- [What the task asks]:
Repeat each entry word for word. Leave any images out of the copy.
[Start of Data to use]
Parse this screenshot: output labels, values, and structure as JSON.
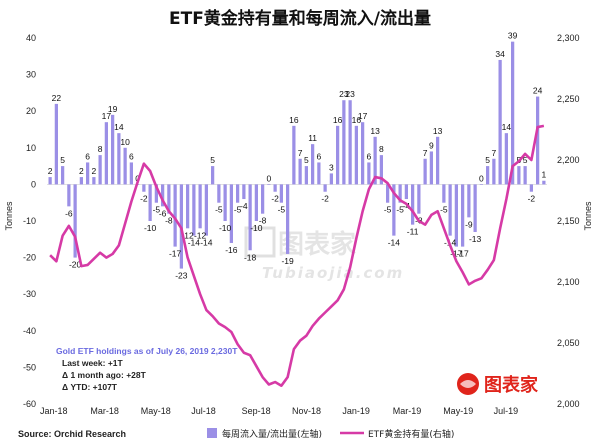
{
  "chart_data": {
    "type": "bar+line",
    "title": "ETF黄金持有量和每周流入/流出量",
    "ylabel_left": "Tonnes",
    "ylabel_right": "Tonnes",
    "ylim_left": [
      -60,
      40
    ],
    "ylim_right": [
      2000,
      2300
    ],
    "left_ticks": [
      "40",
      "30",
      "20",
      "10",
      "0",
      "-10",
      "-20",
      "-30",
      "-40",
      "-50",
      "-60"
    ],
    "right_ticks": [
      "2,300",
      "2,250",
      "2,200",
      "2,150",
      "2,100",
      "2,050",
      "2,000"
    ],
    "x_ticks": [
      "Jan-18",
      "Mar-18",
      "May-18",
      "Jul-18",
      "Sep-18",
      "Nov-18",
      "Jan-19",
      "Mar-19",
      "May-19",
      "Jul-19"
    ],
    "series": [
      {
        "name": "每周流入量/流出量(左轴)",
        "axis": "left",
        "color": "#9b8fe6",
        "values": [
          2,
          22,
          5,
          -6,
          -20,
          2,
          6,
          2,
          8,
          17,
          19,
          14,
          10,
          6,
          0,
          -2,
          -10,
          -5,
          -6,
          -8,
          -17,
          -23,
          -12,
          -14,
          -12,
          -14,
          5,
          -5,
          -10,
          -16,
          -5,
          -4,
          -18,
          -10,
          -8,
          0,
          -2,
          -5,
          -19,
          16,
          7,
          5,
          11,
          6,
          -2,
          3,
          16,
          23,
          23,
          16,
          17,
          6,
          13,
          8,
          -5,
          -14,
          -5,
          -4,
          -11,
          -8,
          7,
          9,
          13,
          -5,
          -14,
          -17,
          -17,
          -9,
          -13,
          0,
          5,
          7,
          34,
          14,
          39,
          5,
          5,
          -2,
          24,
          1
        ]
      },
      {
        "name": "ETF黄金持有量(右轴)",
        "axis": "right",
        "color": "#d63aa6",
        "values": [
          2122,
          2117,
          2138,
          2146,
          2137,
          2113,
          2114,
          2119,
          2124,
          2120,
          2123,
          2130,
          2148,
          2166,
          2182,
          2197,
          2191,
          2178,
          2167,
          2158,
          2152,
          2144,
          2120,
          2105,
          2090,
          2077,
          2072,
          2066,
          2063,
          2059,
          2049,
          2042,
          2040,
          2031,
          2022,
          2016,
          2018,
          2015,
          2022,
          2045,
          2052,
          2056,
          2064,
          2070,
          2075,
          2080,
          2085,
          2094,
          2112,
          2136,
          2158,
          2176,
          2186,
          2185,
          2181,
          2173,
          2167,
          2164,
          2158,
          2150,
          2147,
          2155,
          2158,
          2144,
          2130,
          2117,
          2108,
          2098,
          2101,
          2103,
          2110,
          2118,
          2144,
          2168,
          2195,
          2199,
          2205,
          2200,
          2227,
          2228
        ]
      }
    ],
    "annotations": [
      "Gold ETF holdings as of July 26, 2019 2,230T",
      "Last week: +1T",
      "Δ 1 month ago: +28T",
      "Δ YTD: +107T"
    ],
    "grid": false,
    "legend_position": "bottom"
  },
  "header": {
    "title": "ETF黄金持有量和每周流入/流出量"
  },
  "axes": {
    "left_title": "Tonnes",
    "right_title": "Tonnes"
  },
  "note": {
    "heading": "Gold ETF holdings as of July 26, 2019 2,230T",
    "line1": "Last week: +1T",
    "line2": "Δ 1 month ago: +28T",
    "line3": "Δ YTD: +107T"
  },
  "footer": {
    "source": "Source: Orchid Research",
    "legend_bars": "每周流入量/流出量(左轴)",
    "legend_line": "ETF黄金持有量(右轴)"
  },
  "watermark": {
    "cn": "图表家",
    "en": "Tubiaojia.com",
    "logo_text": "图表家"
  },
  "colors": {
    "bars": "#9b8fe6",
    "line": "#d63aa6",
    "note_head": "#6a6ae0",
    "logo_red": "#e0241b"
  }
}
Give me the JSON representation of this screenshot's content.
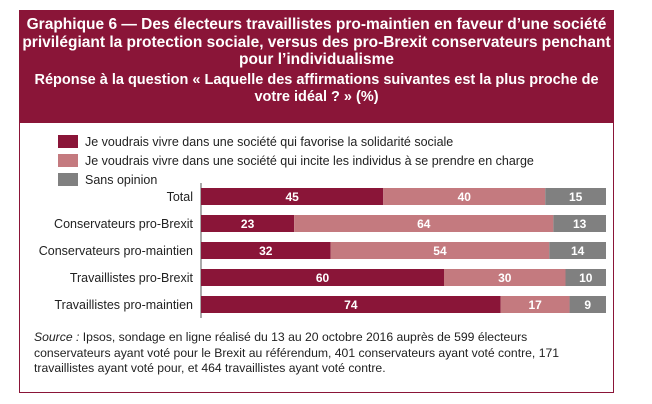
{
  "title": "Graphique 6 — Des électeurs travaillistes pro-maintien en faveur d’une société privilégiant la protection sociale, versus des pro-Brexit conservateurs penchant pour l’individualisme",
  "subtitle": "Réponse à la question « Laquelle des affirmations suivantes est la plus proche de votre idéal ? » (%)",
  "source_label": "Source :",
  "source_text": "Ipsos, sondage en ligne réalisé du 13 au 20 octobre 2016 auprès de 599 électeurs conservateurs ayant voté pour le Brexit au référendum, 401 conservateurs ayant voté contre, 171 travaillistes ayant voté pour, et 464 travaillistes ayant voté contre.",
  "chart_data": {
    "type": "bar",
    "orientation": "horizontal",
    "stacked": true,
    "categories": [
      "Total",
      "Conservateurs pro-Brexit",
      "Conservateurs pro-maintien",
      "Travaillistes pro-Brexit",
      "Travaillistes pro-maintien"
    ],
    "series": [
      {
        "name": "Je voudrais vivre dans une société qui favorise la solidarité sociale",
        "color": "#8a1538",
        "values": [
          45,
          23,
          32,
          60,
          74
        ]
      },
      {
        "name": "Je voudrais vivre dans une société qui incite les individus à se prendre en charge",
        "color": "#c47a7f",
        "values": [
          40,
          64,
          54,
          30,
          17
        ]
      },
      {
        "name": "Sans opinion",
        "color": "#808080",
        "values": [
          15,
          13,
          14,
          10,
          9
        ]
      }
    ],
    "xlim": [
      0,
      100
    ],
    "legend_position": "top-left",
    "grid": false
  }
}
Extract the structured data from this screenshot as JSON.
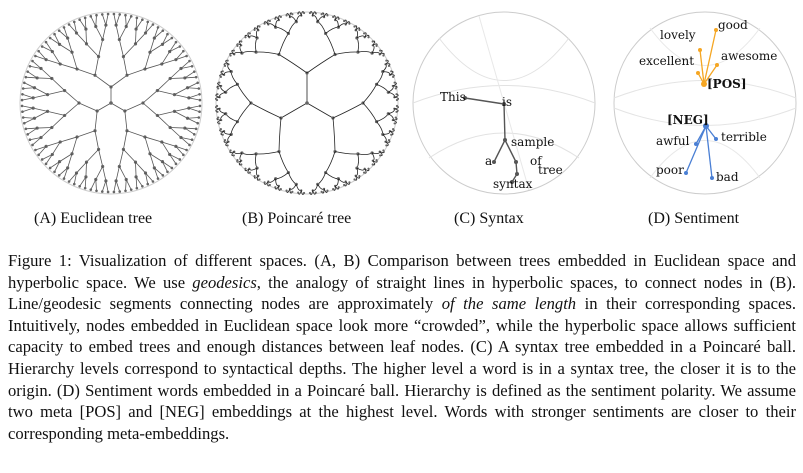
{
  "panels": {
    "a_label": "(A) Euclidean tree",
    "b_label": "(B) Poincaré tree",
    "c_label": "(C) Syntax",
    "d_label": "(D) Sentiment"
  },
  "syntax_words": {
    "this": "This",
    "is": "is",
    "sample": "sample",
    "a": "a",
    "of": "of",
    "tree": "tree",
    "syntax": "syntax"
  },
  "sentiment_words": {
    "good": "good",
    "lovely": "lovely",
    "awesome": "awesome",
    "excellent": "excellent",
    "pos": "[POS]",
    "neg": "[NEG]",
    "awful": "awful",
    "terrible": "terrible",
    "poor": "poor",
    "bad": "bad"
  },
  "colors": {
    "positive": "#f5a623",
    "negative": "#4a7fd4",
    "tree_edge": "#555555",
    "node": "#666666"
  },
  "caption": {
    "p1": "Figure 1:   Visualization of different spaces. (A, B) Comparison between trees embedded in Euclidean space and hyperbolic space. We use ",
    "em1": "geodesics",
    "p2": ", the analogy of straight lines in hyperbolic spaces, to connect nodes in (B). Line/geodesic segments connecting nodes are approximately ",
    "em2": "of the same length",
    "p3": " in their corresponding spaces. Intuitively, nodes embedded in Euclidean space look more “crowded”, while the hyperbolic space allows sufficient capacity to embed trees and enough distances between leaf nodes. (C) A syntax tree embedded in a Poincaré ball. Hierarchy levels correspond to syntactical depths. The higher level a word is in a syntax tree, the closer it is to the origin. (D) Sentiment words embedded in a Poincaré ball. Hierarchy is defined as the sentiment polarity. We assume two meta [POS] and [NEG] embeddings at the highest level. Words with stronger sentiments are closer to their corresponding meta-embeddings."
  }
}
[End of Data to use]
- [Exercise output]:
Parse this screenshot: output labels, values, and structure as JSON.
{
  "chart_data": {
    "type": "bar+line",
    "title": "ETF黄金持有量和每周流入/流出量",
    "ylabel_left": "Tonnes",
    "ylabel_right": "Tonnes",
    "ylim_left": [
      -60,
      40
    ],
    "ylim_right": [
      2000,
      2300
    ],
    "left_ticks": [
      "40",
      "30",
      "20",
      "10",
      "0",
      "-10",
      "-20",
      "-30",
      "-40",
      "-50",
      "-60"
    ],
    "right_ticks": [
      "2,300",
      "2,250",
      "2,200",
      "2,150",
      "2,100",
      "2,050",
      "2,000"
    ],
    "x_ticks": [
      "Jan-18",
      "Mar-18",
      "May-18",
      "Jul-18",
      "Sep-18",
      "Nov-18",
      "Jan-19",
      "Mar-19",
      "May-19",
      "Jul-19"
    ],
    "series": [
      {
        "name": "每周流入量/流出量(左轴)",
        "axis": "left",
        "color": "#9b8fe6",
        "values": [
          2,
          22,
          5,
          -6,
          -20,
          2,
          6,
          2,
          8,
          17,
          19,
          14,
          10,
          6,
          0,
          -2,
          -10,
          -5,
          -6,
          -8,
          -17,
          -23,
          -12,
          -14,
          -12,
          -14,
          5,
          -5,
          -10,
          -16,
          -5,
          -4,
          -18,
          -10,
          -8,
          0,
          -2,
          -5,
          -19,
          16,
          7,
          5,
          11,
          6,
          -2,
          3,
          16,
          23,
          23,
          16,
          17,
          6,
          13,
          8,
          -5,
          -14,
          -5,
          -4,
          -11,
          -8,
          7,
          9,
          13,
          -5,
          -14,
          -17,
          -17,
          -9,
          -13,
          0,
          5,
          7,
          34,
          14,
          39,
          5,
          5,
          -2,
          24,
          1
        ]
      },
      {
        "name": "ETF黄金持有量(右轴)",
        "axis": "right",
        "color": "#d63aa6",
        "values": [
          2122,
          2117,
          2138,
          2146,
          2137,
          2113,
          2114,
          2119,
          2124,
          2120,
          2123,
          2130,
          2148,
          2166,
          2182,
          2197,
          2191,
          2178,
          2167,
          2158,
          2152,
          2144,
          2120,
          2105,
          2090,
          2077,
          2072,
          2066,
          2063,
          2059,
          2049,
          2042,
          2040,
          2031,
          2022,
          2016,
          2018,
          2015,
          2022,
          2045,
          2052,
          2056,
          2064,
          2070,
          2075,
          2080,
          2085,
          2094,
          2112,
          2136,
          2158,
          2176,
          2186,
          2185,
          2181,
          2173,
          2167,
          2164,
          2158,
          2150,
          2147,
          2155,
          2158,
          2144,
          2130,
          2117,
          2108,
          2098,
          2101,
          2103,
          2110,
          2118,
          2144,
          2168,
          2195,
          2199,
          2205,
          2200,
          2227,
          2228
        ]
      }
    ],
    "annotations": [
      "Gold ETF holdings as of July 26, 2019 2,230T",
      "Last week: +1T",
      "Δ 1 month ago: +28T",
      "Δ YTD: +107T"
    ],
    "grid": false,
    "legend_position": "bottom"
  },
  "header": {
    "title": "ETF黄金持有量和每周流入/流出量"
  },
  "axes": {
    "left_title": "Tonnes",
    "right_title": "Tonnes"
  },
  "note": {
    "heading": "Gold ETF holdings as of July 26, 2019 2,230T",
    "line1": "Last week: +1T",
    "line2": "Δ 1 month ago: +28T",
    "line3": "Δ YTD: +107T"
  },
  "footer": {
    "source": "Source: Orchid Research",
    "legend_bars": "每周流入量/流出量(左轴)",
    "legend_line": "ETF黄金持有量(右轴)"
  },
  "watermark": {
    "cn": "图表家",
    "en": "Tubiaojia.com",
    "logo_text": "图表家"
  },
  "colors": {
    "bars": "#9b8fe6",
    "line": "#d63aa6",
    "note_head": "#6a6ae0",
    "logo_red": "#e0241b"
  }
}
Give me the JSON representation of this screenshot's content.
{
  "title": "Graphique 6 — Des électeurs travaillistes pro-maintien en faveur d’une société privilégiant la protection sociale, versus des pro-Brexit conservateurs penchant pour l’individualisme",
  "subtitle": "Réponse à la question « Laquelle des affirmations suivantes est la plus proche de votre idéal ? » (%)",
  "source_label": "Source :",
  "source_text": "Ipsos, sondage en ligne réalisé du 13 au 20 octobre 2016 auprès de 599 électeurs conservateurs ayant voté pour le Brexit au référendum, 401 conservateurs ayant voté contre, 171 travaillistes ayant voté pour, et 464 travaillistes ayant voté contre.",
  "chart_data": {
    "type": "bar",
    "orientation": "horizontal",
    "stacked": true,
    "categories": [
      "Total",
      "Conservateurs pro-Brexit",
      "Conservateurs pro-maintien",
      "Travaillistes pro-Brexit",
      "Travaillistes pro-maintien"
    ],
    "series": [
      {
        "name": "Je voudrais vivre dans une société qui favorise la solidarité sociale",
        "color": "#8a1538",
        "values": [
          45,
          23,
          32,
          60,
          74
        ]
      },
      {
        "name": "Je voudrais vivre dans une société qui incite les individus à se prendre en charge",
        "color": "#c47a7f",
        "values": [
          40,
          64,
          54,
          30,
          17
        ]
      },
      {
        "name": "Sans opinion",
        "color": "#808080",
        "values": [
          15,
          13,
          14,
          10,
          9
        ]
      }
    ],
    "xlim": [
      0,
      100
    ],
    "legend_position": "top-left",
    "grid": false
  }
}
Extract the structured data from this screenshot as JSON.
{
  "panels": {
    "a_label": "(A) Euclidean tree",
    "b_label": "(B) Poincaré tree",
    "c_label": "(C) Syntax",
    "d_label": "(D) Sentiment"
  },
  "syntax_words": {
    "this": "This",
    "is": "is",
    "sample": "sample",
    "a": "a",
    "of": "of",
    "tree": "tree",
    "syntax": "syntax"
  },
  "sentiment_words": {
    "good": "good",
    "lovely": "lovely",
    "awesome": "awesome",
    "excellent": "excellent",
    "pos": "[POS]",
    "neg": "[NEG]",
    "awful": "awful",
    "terrible": "terrible",
    "poor": "poor",
    "bad": "bad"
  },
  "colors": {
    "positive": "#f5a623",
    "negative": "#4a7fd4",
    "tree_edge": "#555555",
    "node": "#666666"
  },
  "caption": {
    "p1": "Figure 1:   Visualization of different spaces. (A, B) Comparison between trees embedded in Euclidean space and hyperbolic space. We use ",
    "em1": "geodesics",
    "p2": ", the analogy of straight lines in hyperbolic spaces, to connect nodes in (B). Line/geodesic segments connecting nodes are approximately ",
    "em2": "of the same length",
    "p3": " in their corresponding spaces. Intuitively, nodes embedded in Euclidean space look more “crowded”, while the hyperbolic space allows sufficient capacity to embed trees and enough distances between leaf nodes. (C) A syntax tree embedded in a Poincaré ball. Hierarchy levels correspond to syntactical depths. The higher level a word is in a syntax tree, the closer it is to the origin. (D) Sentiment words embedded in a Poincaré ball. Hierarchy is defined as the sentiment polarity. We assume two meta [POS] and [NEG] embeddings at the highest level. Words with stronger sentiments are closer to their corresponding meta-embeddings."
  }
}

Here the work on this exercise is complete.